- [Your task] Are you able to retype all the records below exactly?

-- start Material provided --

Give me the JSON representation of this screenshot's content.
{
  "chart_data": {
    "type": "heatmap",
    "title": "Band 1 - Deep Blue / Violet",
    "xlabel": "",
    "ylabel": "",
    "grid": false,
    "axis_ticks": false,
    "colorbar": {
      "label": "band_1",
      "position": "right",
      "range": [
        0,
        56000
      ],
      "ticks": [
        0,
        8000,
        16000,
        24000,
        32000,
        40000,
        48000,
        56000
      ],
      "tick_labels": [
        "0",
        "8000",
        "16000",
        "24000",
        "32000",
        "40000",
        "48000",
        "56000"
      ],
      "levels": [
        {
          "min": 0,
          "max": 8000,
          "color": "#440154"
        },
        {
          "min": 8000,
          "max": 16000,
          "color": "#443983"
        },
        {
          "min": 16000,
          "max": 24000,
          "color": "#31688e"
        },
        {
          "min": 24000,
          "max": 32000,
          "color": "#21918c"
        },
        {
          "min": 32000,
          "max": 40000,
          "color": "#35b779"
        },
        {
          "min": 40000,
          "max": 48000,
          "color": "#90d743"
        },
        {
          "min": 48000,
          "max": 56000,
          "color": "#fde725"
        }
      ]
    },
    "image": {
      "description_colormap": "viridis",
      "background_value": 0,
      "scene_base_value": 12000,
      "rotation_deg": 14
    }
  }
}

-- end Material provided --

- [Response to the task]
Give me the JSON representation of this screenshot's content.
{
  "chart_data": {
    "type": "heatmap",
    "title": "Band 1 - Deep Blue / Violet",
    "xlabel": "",
    "ylabel": "",
    "grid": false,
    "axis_ticks": false,
    "colorbar": {
      "label": "band_1",
      "position": "right",
      "range": [
        0,
        56000
      ],
      "ticks": [
        0,
        8000,
        16000,
        24000,
        32000,
        40000,
        48000,
        56000
      ],
      "tick_labels": [
        "0",
        "8000",
        "16000",
        "24000",
        "32000",
        "40000",
        "48000",
        "56000"
      ],
      "levels": [
        {
          "min": 0,
          "max": 8000,
          "color": "#440154"
        },
        {
          "min": 8000,
          "max": 16000,
          "color": "#443983"
        },
        {
          "min": 16000,
          "max": 24000,
          "color": "#31688e"
        },
        {
          "min": 24000,
          "max": 32000,
          "color": "#21918c"
        },
        {
          "min": 32000,
          "max": 40000,
          "color": "#35b779"
        },
        {
          "min": 40000,
          "max": 48000,
          "color": "#90d743"
        },
        {
          "min": 48000,
          "max": 56000,
          "color": "#fde725"
        }
      ]
    },
    "image": {
      "description_colormap": "viridis",
      "background_value": 0,
      "scene_base_value": 12000,
      "rotation_deg": 14
    }
  }
}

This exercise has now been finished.